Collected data
================================
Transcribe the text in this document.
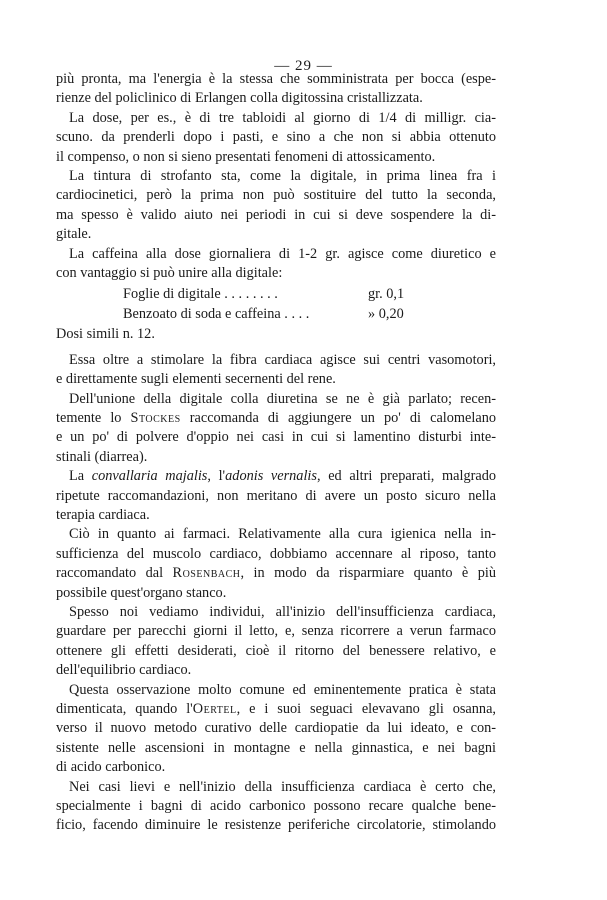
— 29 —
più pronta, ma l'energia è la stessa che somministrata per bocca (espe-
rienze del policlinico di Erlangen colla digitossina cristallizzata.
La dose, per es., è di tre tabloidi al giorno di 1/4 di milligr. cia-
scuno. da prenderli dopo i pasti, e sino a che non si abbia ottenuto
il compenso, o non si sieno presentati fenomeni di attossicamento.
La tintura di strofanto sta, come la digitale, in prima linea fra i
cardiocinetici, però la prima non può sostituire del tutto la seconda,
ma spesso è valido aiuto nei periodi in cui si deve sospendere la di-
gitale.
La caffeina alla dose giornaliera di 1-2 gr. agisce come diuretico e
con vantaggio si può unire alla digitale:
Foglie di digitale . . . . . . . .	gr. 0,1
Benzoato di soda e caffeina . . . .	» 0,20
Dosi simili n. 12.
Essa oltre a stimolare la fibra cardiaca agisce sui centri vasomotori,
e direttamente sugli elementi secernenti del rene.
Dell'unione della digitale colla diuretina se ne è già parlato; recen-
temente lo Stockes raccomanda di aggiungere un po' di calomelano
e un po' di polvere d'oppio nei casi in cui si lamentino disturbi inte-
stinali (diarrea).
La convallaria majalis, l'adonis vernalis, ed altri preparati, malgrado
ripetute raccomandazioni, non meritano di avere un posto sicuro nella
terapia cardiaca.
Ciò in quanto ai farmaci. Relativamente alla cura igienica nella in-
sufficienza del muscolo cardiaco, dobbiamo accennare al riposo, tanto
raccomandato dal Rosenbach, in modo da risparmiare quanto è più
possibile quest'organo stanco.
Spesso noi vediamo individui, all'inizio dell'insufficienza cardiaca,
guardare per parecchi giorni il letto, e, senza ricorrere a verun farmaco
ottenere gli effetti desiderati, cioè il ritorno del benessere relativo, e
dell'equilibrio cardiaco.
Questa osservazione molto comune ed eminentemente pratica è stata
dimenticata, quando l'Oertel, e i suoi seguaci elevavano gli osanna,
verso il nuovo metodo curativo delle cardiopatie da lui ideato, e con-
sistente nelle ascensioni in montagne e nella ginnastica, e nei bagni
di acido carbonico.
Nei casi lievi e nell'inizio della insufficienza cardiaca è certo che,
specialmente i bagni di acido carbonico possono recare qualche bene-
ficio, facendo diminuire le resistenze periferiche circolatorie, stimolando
================================
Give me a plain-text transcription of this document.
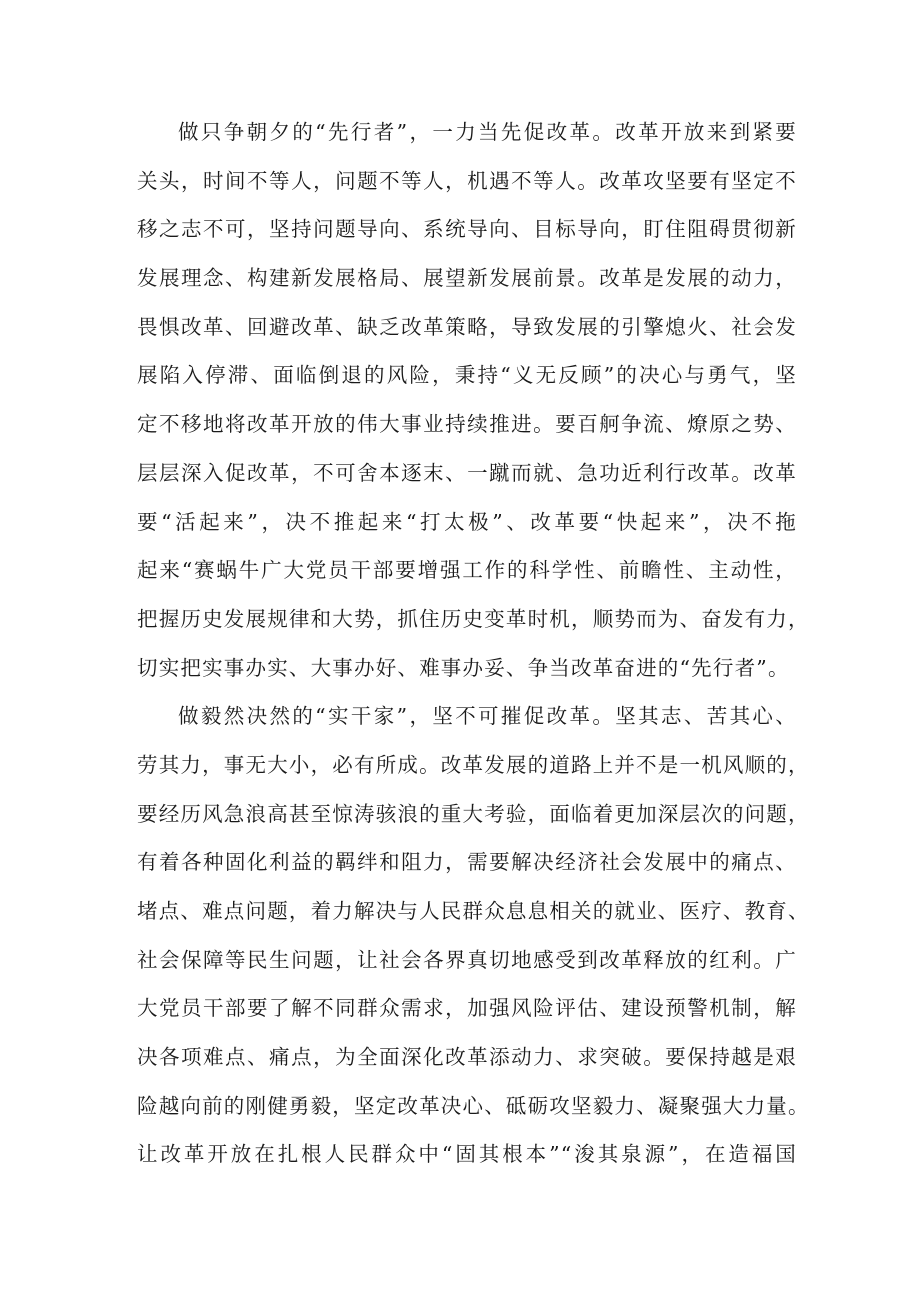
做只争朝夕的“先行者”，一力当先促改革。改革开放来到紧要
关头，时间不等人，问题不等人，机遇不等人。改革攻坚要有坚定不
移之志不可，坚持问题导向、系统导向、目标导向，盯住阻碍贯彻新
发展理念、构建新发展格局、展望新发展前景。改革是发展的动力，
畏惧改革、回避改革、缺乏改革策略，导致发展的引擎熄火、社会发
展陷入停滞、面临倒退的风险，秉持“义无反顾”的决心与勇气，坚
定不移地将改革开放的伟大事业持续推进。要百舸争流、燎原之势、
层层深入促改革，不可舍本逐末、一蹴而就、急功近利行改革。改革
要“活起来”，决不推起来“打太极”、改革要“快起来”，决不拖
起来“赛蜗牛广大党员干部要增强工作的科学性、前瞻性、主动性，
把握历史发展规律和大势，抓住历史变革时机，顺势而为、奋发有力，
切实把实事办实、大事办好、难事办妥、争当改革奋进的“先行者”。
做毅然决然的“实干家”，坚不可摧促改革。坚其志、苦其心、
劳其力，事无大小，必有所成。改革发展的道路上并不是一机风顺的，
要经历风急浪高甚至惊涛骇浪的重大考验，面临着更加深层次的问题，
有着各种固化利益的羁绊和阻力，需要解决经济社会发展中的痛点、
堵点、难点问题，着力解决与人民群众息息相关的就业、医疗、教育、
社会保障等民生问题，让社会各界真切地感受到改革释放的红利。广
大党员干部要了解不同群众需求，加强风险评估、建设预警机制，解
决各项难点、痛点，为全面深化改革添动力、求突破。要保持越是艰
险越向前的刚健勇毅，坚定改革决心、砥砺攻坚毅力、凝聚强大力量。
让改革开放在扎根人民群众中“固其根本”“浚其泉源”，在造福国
================================
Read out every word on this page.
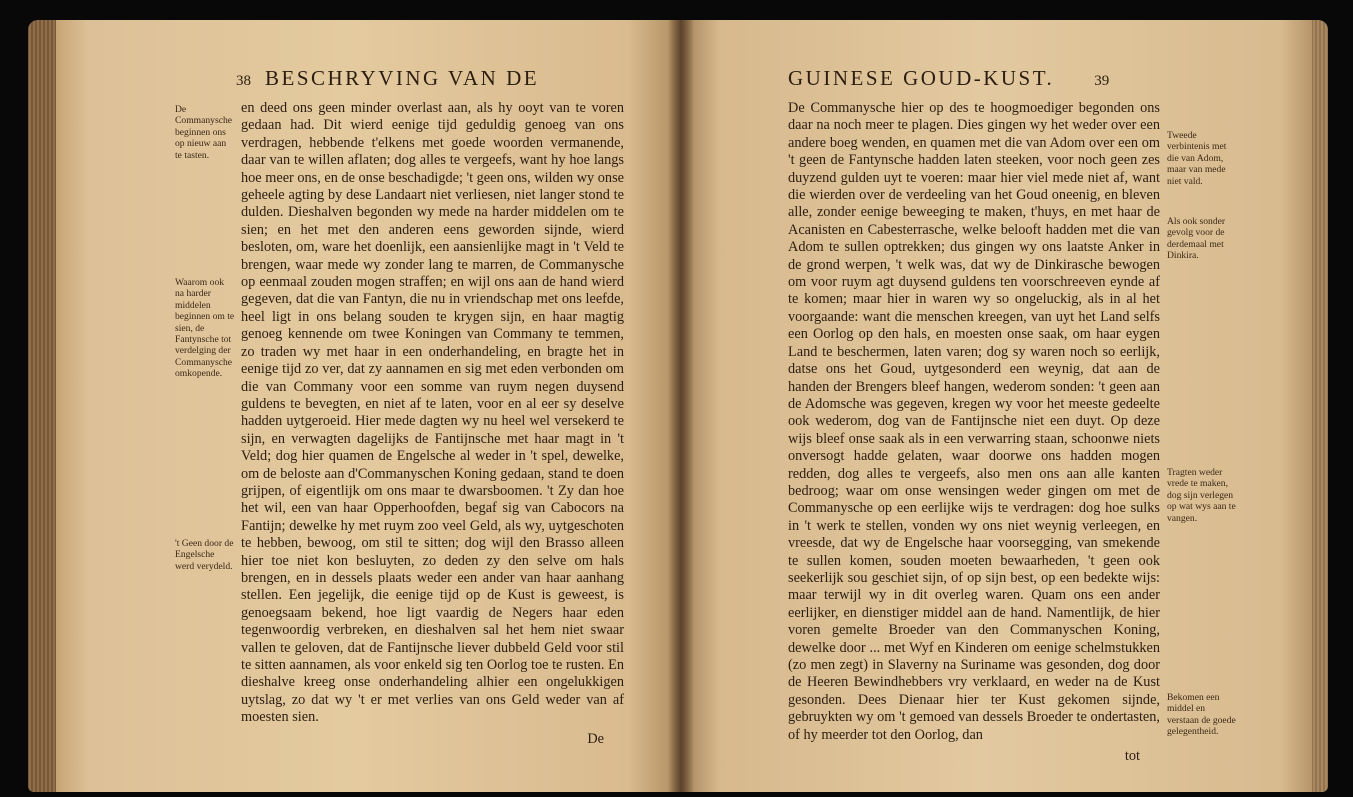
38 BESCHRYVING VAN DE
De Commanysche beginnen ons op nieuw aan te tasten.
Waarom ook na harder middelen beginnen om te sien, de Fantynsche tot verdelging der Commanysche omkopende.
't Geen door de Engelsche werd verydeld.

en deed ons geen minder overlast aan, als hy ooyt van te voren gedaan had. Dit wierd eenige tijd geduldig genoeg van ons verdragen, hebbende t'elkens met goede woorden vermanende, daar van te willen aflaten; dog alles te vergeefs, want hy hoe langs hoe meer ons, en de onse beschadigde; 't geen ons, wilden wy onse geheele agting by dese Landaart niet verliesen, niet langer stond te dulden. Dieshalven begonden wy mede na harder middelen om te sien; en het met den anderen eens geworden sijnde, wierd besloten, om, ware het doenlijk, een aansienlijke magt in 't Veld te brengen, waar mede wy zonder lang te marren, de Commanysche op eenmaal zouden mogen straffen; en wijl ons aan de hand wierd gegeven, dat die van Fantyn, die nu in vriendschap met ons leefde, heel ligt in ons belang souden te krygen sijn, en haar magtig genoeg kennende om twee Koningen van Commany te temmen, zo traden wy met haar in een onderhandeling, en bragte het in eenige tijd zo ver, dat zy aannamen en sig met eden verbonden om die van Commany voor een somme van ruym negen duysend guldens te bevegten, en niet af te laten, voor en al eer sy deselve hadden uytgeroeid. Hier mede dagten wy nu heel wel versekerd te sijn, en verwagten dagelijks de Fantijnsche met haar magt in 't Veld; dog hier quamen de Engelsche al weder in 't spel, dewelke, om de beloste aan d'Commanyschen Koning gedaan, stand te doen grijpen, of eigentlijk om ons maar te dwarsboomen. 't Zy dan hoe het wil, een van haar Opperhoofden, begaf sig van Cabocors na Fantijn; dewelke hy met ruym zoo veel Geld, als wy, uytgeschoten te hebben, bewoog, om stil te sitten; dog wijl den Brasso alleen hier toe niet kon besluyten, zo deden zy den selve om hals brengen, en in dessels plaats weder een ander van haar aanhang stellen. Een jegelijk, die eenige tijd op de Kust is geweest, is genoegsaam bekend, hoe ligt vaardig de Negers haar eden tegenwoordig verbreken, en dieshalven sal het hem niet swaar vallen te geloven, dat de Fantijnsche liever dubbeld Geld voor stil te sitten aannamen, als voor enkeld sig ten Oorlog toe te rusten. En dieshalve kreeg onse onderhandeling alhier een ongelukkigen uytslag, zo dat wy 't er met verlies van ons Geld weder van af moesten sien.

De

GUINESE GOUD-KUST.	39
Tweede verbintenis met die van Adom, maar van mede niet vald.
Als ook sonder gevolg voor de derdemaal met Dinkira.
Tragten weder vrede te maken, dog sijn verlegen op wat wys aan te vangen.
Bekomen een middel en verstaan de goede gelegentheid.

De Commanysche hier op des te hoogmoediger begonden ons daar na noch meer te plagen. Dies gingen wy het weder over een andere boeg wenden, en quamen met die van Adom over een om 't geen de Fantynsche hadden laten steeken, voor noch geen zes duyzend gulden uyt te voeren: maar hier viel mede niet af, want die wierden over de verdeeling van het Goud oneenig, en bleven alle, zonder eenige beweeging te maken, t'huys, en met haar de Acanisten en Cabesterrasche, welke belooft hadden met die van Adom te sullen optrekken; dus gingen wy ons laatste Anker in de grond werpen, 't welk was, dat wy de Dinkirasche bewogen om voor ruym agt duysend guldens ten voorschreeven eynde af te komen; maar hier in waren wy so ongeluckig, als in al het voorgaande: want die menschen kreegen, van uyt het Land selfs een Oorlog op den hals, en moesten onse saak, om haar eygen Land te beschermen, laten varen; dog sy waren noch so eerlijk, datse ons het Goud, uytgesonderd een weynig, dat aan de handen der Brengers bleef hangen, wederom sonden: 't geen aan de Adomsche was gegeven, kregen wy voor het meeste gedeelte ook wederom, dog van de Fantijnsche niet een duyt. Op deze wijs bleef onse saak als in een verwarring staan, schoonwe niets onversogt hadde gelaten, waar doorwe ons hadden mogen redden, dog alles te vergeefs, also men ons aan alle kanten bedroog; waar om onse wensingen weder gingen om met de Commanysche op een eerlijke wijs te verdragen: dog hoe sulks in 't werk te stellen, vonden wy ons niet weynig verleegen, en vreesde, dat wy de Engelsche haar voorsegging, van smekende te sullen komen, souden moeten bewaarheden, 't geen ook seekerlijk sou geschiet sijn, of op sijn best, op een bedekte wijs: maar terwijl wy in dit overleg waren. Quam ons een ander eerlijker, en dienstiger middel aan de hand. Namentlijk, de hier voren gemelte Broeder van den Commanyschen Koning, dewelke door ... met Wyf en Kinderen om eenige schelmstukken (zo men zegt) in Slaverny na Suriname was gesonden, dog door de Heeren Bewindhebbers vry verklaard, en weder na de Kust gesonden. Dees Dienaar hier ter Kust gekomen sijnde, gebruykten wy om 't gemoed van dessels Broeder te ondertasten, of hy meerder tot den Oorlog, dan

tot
================================
Task goal>
Where a line of the material above holds the string "casi", copy that line.

Answer to the problem>
e un po' di polvere d'oppio nei casi in cui si lamentino disturbi inte-
Nei casi lievi e nell'inizio della insufficienza cardiaca è certo che,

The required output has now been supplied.